> _THE TASK_
Every entry below must be retyped exactly, and the pictures must be left out.

> _DATA PROVIDED_
———
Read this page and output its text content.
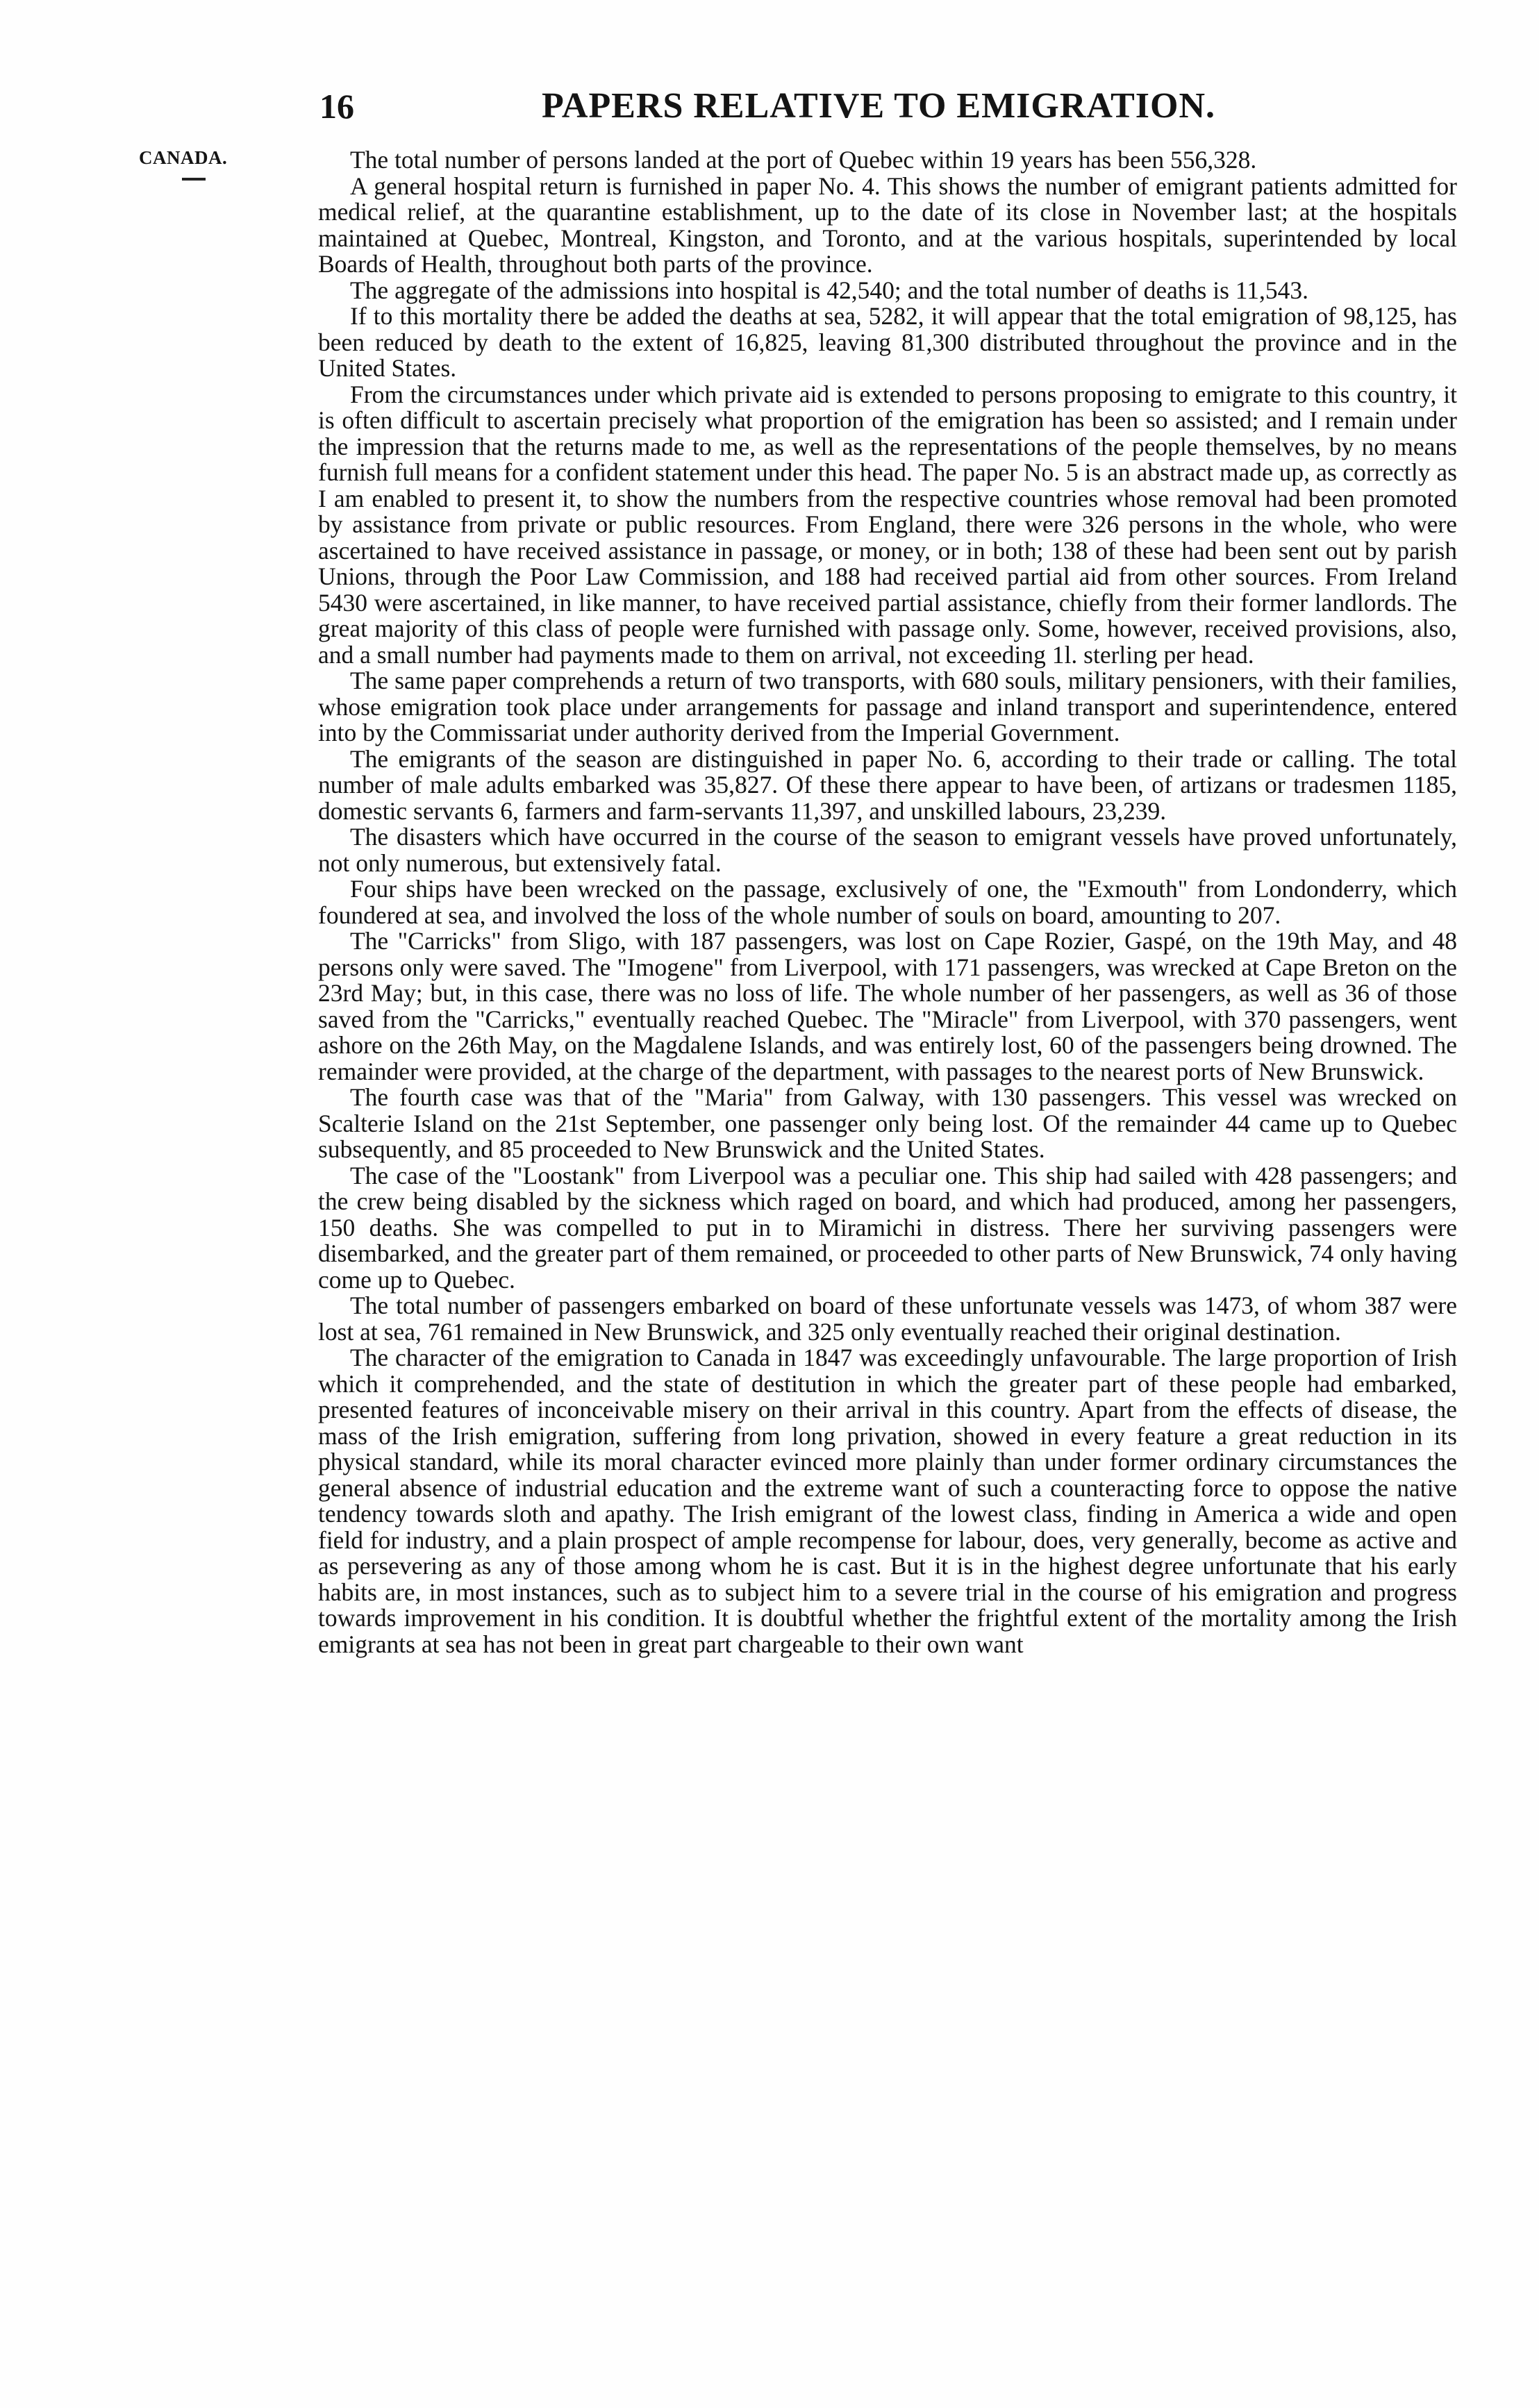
16	PAPERS RELATIVE TO EMIGRATION.
CANADA.	The total number of persons landed at the port of Quebec within 19 years has been 556,328.

A general hospital return is furnished in paper No. 4. This shows the number of emigrant patients admitted for medical relief, at the quarantine establishment, up to the date of its close in November last; at the hospitals maintained at Quebec, Montreal, Kingston, and Toronto, and at the various hospitals, superintended by local Boards of Health, throughout both parts of the province.

The aggregate of the admissions into hospital is 42,540; and the total number of deaths is 11,543.

If to this mortality there be added the deaths at sea, 5282, it will appear that the total emigration of 98,125, has been reduced by death to the extent of 16,825, leaving 81,300 distributed throughout the province and in the United States.

From the circumstances under which private aid is extended to persons proposing to emigrate to this country, it is often difficult to ascertain precisely what proportion of the emigration has been so assisted; and I remain under the impression that the returns made to me, as well as the representations of the people themselves, by no means furnish full means for a confident statement under this head. The paper No. 5 is an abstract made up, as correctly as I am enabled to present it, to show the numbers from the respective countries whose removal had been promoted by assistance from private or public resources. From England, there were 326 persons in the whole, who were ascertained to have received assistance in passage, or money, or in both; 138 of these had been sent out by parish Unions, through the Poor Law Commission, and 188 had received partial aid from other sources. From Ireland 5430 were ascertained, in like manner, to have received partial assistance, chiefly from their former landlords. The great majority of this class of people were furnished with passage only. Some, however, received provisions, also, and a small number had payments made to them on arrival, not exceeding 1l. sterling per head.

The same paper comprehends a return of two transports, with 680 souls, military pensioners, with their families, whose emigration took place under arrangements for passage and inland transport and superintendence, entered into by the Commissariat under authority derived from the Imperial Government.

The emigrants of the season are distinguished in paper No. 6, according to their trade or calling. The total number of male adults embarked was 35,827. Of these there appear to have been, of artizans or tradesmen 1185, domestic servants 6, farmers and farm-servants 11,397, and unskilled labours, 23,239.

The disasters which have occurred in the course of the season to emigrant vessels have proved unfortunately, not only numerous, but extensively fatal.

Four ships have been wrecked on the passage, exclusively of one, the "Exmouth" from Londonderry, which foundered at sea, and involved the loss of the whole number of souls on board, amounting to 207.

The "Carricks" from Sligo, with 187 passengers, was lost on Cape Rozier, Gaspé, on the 19th May, and 48 persons only were saved. The "Imogene" from Liverpool, with 171 passengers, was wrecked at Cape Breton on the 23rd May; but, in this case, there was no loss of life. The whole number of her passengers, as well as 36 of those saved from the "Carricks," eventually reached Quebec. The "Miracle" from Liverpool, with 370 passengers, went ashore on the 26th May, on the Magdalene Islands, and was entirely lost, 60 of the passengers being drowned. The remainder were provided, at the charge of the department, with passages to the nearest ports of New Brunswick.

The fourth case was that of the "Maria" from Galway, with 130 passengers. This vessel was wrecked on Scalterie Island on the 21st September, one passenger only being lost. Of the remainder 44 came up to Quebec subsequently, and 85 proceeded to New Brunswick and the United States.

The case of the "Loostank" from Liverpool was a peculiar one. This ship had sailed with 428 passengers; and the crew being disabled by the sickness which raged on board, and which had produced, among her passengers, 150 deaths. She was compelled to put in to Miramichi in distress. There her surviving passengers were disembarked, and the greater part of them remained, or proceeded to other parts of New Brunswick, 74 only having come up to Quebec.

The total number of passengers embarked on board of these unfortunate vessels was 1473, of whom 387 were lost at sea, 761 remained in New Brunswick, and 325 only eventually reached their original destination.

The character of the emigration to Canada in 1847 was exceedingly unfavourable. The large proportion of Irish which it comprehended, and the state of destitution in which the greater part of these people had embarked, presented features of inconceivable misery on their arrival in this country. Apart from the effects of disease, the mass of the Irish emigration, suffering from long privation, showed in every feature a great reduction in its physical standard, while its moral character evinced more plainly than under former ordinary circumstances the general absence of industrial education and the extreme want of such a counteracting force to oppose the native tendency towards sloth and apathy. The Irish emigrant of the lowest class, finding in America a wide and open field for industry, and a plain prospect of ample recompense for labour, does, very generally, become as active and as persevering as any of those among whom he is cast. But it is in the highest degree unfortunate that his early habits are, in most instances, such as to subject him to a severe trial in the course of his emigration and progress towards improvement in his condition. It is doubtful whether the frightful extent of the mortality among the Irish emigrants at sea has not been in great part chargeable to their own want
———
> _FINISHED TASK_
Read this page and output its text content.
16	PAPERS RELATIVE TO EMIGRATION.
CANADA.	The total number of persons landed at the port of Quebec within 19 years has been 556,328.

A general hospital return is furnished in paper No. 4. This shows the number of emigrant patients admitted for medical relief, at the quarantine establishment, up to the date of its close in November last; at the hospitals maintained at Quebec, Montreal, Kingston, and Toronto, and at the various hospitals, superintended by local Boards of Health, throughout both parts of the province.

The aggregate of the admissions into hospital is 42,540; and the total number of deaths is 11,543.

If to this mortality there be added the deaths at sea, 5282, it will appear that the total emigration of 98,125, has been reduced by death to the extent of 16,825, leaving 81,300 distributed throughout the province and in the United States.

From the circumstances under which private aid is extended to persons proposing to emigrate to this country, it is often difficult to ascertain precisely what proportion of the emigration has been so assisted; and I remain under the impression that the returns made to me, as well as the representations of the people themselves, by no means furnish full means for a confident statement under this head. The paper No. 5 is an abstract made up, as correctly as I am enabled to present it, to show the numbers from the respective countries whose removal had been promoted by assistance from private or public resources. From England, there were 326 persons in the whole, who were ascertained to have received assistance in passage, or money, or in both; 138 of these had been sent out by parish Unions, through the Poor Law Commission, and 188 had received partial aid from other sources. From Ireland 5430 were ascertained, in like manner, to have received partial assistance, chiefly from their former landlords. The great majority of this class of people were furnished with passage only. Some, however, received provisions, also, and a small number had payments made to them on arrival, not exceeding 1l. sterling per head.

The same paper comprehends a return of two transports, with 680 souls, military pensioners, with their families, whose emigration took place under arrangements for passage and inland transport and superintendence, entered into by the Commissariat under authority derived from the Imperial Government.

The emigrants of the season are distinguished in paper No. 6, according to their trade or calling. The total number of male adults embarked was 35,827. Of these there appear to have been, of artizans or tradesmen 1185, domestic servants 6, farmers and farm-servants 11,397, and unskilled labours, 23,239.

The disasters which have occurred in the course of the season to emigrant vessels have proved unfortunately, not only numerous, but extensively fatal.

Four ships have been wrecked on the passage, exclusively of one, the "Exmouth" from Londonderry, which foundered at sea, and involved the loss of the whole number of souls on board, amounting to 207.

The "Carricks" from Sligo, with 187 passengers, was lost on Cape Rozier, Gaspé, on the 19th May, and 48 persons only were saved. The "Imogene" from Liverpool, with 171 passengers, was wrecked at Cape Breton on the 23rd May; but, in this case, there was no loss of life. The whole number of her passengers, as well as 36 of those saved from the "Carricks," eventually reached Quebec. The "Miracle" from Liverpool, with 370 passengers, went ashore on the 26th May, on the Magdalene Islands, and was entirely lost, 60 of the passengers being drowned. The remainder were provided, at the charge of the department, with passages to the nearest ports of New Brunswick.

The fourth case was that of the "Maria" from Galway, with 130 passengers. This vessel was wrecked on Scalterie Island on the 21st September, one passenger only being lost. Of the remainder 44 came up to Quebec subsequently, and 85 proceeded to New Brunswick and the United States.

The case of the "Loostank" from Liverpool was a peculiar one. This ship had sailed with 428 passengers; and the crew being disabled by the sickness which raged on board, and which had produced, among her passengers, 150 deaths. She was compelled to put in to Miramichi in distress. There her surviving passengers were disembarked, and the greater part of them remained, or proceeded to other parts of New Brunswick, 74 only having come up to Quebec.

The total number of passengers embarked on board of these unfortunate vessels was 1473, of whom 387 were lost at sea, 761 remained in New Brunswick, and 325 only eventually reached their original destination.

The character of the emigration to Canada in 1847 was exceedingly unfavourable. The large proportion of Irish which it comprehended, and the state of destitution in which the greater part of these people had embarked, presented features of inconceivable misery on their arrival in this country. Apart from the effects of disease, the mass of the Irish emigration, suffering from long privation, showed in every feature a great reduction in its physical standard, while its moral character evinced more plainly than under former ordinary circumstances the general absence of industrial education and the extreme want of such a counteracting force to oppose the native tendency towards sloth and apathy. The Irish emigrant of the lowest class, finding in America a wide and open field for industry, and a plain prospect of ample recompense for labour, does, very generally, become as active and as persevering as any of those among whom he is cast. But it is in the highest degree unfortunate that his early habits are, in most instances, such as to subject him to a severe trial in the course of his emigration and progress towards improvement in his condition. It is doubtful whether the frightful extent of the mortality among the Irish emigrants at sea has not been in great part chargeable to their own want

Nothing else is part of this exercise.